=== Exercise aim ===
Could you retype the material below line for line, changing nothing at all?

=== Extracted data ===

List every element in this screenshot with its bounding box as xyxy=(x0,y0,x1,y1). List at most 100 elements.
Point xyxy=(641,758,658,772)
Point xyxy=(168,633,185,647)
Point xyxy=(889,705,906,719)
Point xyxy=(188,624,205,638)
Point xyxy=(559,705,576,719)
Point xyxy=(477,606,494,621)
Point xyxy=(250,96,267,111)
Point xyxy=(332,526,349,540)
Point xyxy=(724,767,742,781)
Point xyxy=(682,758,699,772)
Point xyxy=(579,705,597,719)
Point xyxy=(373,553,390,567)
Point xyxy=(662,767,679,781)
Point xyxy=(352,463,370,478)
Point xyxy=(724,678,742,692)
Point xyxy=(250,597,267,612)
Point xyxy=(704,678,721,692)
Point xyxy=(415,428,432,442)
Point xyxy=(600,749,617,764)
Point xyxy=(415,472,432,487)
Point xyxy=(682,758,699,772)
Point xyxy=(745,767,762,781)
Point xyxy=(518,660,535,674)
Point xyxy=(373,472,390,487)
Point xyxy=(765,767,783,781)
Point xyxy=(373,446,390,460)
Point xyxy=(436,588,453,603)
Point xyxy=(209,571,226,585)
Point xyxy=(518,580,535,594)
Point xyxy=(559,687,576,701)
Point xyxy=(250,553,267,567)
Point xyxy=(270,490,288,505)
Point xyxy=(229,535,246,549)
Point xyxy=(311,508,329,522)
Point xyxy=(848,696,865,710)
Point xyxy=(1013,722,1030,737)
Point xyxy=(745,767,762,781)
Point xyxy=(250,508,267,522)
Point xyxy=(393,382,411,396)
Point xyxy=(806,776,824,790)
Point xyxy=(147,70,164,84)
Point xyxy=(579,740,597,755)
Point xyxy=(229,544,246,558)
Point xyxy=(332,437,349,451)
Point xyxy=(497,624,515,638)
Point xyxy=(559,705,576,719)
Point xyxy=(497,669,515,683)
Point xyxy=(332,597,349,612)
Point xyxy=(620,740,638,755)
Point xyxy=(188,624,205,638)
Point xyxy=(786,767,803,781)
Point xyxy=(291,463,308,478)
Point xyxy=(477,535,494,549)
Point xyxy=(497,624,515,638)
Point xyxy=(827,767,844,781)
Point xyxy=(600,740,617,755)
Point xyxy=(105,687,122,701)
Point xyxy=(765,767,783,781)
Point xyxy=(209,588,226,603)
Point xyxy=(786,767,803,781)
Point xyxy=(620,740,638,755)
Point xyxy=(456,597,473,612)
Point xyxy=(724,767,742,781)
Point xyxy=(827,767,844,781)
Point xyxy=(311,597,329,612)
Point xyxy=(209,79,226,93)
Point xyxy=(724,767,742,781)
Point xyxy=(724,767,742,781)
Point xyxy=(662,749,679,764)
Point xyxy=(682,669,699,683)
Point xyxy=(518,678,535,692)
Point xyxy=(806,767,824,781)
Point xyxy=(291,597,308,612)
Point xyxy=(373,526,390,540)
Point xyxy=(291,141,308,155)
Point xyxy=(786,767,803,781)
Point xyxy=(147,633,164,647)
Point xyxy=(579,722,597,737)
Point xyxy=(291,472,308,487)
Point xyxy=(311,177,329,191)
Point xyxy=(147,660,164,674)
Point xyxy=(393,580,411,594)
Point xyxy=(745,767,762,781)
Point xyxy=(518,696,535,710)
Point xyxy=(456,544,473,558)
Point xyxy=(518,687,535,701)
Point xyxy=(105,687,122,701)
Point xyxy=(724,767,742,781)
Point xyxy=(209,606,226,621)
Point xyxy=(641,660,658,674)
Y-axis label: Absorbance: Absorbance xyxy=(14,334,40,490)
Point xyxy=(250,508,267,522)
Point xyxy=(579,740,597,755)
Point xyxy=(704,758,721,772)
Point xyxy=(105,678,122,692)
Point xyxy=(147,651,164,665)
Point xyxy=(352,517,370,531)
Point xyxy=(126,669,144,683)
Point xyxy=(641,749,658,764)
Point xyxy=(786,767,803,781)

=== Response for this exercise ===
List every element in this screenshot with its bounding box as xyxy=(x0,y0,x1,y1). List at most 100 elements.
Point xyxy=(641,758,658,772)
Point xyxy=(168,633,185,647)
Point xyxy=(889,705,906,719)
Point xyxy=(188,624,205,638)
Point xyxy=(559,705,576,719)
Point xyxy=(477,606,494,621)
Point xyxy=(250,96,267,111)
Point xyxy=(332,526,349,540)
Point xyxy=(724,767,742,781)
Point xyxy=(682,758,699,772)
Point xyxy=(579,705,597,719)
Point xyxy=(373,553,390,567)
Point xyxy=(662,767,679,781)
Point xyxy=(352,463,370,478)
Point xyxy=(724,678,742,692)
Point xyxy=(250,597,267,612)
Point xyxy=(704,678,721,692)
Point xyxy=(415,428,432,442)
Point xyxy=(600,749,617,764)
Point xyxy=(415,472,432,487)
Point xyxy=(682,758,699,772)
Point xyxy=(745,767,762,781)
Point xyxy=(518,660,535,674)
Point xyxy=(373,472,390,487)
Point xyxy=(765,767,783,781)
Point xyxy=(373,446,390,460)
Point xyxy=(436,588,453,603)
Point xyxy=(209,571,226,585)
Point xyxy=(518,580,535,594)
Point xyxy=(559,687,576,701)
Point xyxy=(250,553,267,567)
Point xyxy=(270,490,288,505)
Point xyxy=(229,535,246,549)
Point xyxy=(311,508,329,522)
Point xyxy=(848,696,865,710)
Point xyxy=(1013,722,1030,737)
Point xyxy=(745,767,762,781)
Point xyxy=(250,508,267,522)
Point xyxy=(393,382,411,396)
Point xyxy=(806,776,824,790)
Point xyxy=(147,70,164,84)
Point xyxy=(579,740,597,755)
Point xyxy=(229,544,246,558)
Point xyxy=(332,437,349,451)
Point xyxy=(497,624,515,638)
Point xyxy=(559,705,576,719)
Point xyxy=(497,669,515,683)
Point xyxy=(332,597,349,612)
Point xyxy=(620,740,638,755)
Point xyxy=(188,624,205,638)
Point xyxy=(786,767,803,781)
Point xyxy=(291,463,308,478)
Point xyxy=(477,535,494,549)
Point xyxy=(497,624,515,638)
Point xyxy=(827,767,844,781)
Point xyxy=(600,740,617,755)
Point xyxy=(105,687,122,701)
Point xyxy=(765,767,783,781)
Point xyxy=(209,588,226,603)
Point xyxy=(786,767,803,781)
Point xyxy=(620,740,638,755)
Point xyxy=(456,597,473,612)
Point xyxy=(724,767,742,781)
Point xyxy=(827,767,844,781)
Point xyxy=(311,597,329,612)
Point xyxy=(209,79,226,93)
Point xyxy=(724,767,742,781)
Point xyxy=(724,767,742,781)
Point xyxy=(662,749,679,764)
Point xyxy=(682,669,699,683)
Point xyxy=(518,678,535,692)
Point xyxy=(806,767,824,781)
Point xyxy=(291,597,308,612)
Point xyxy=(373,526,390,540)
Point xyxy=(291,141,308,155)
Point xyxy=(786,767,803,781)
Point xyxy=(147,633,164,647)
Point xyxy=(579,722,597,737)
Point xyxy=(291,472,308,487)
Point xyxy=(311,177,329,191)
Point xyxy=(147,660,164,674)
Point xyxy=(393,580,411,594)
Point xyxy=(745,767,762,781)
Point xyxy=(518,696,535,710)
Point xyxy=(456,544,473,558)
Point xyxy=(518,687,535,701)
Point xyxy=(105,687,122,701)
Point xyxy=(724,767,742,781)
Point xyxy=(209,606,226,621)
Point xyxy=(641,660,658,674)
Y-axis label: Absorbance: Absorbance xyxy=(14,334,40,490)
Point xyxy=(250,508,267,522)
Point xyxy=(579,740,597,755)
Point xyxy=(704,758,721,772)
Point xyxy=(105,678,122,692)
Point xyxy=(147,651,164,665)
Point xyxy=(352,517,370,531)
Point xyxy=(126,669,144,683)
Point xyxy=(641,749,658,764)
Point xyxy=(786,767,803,781)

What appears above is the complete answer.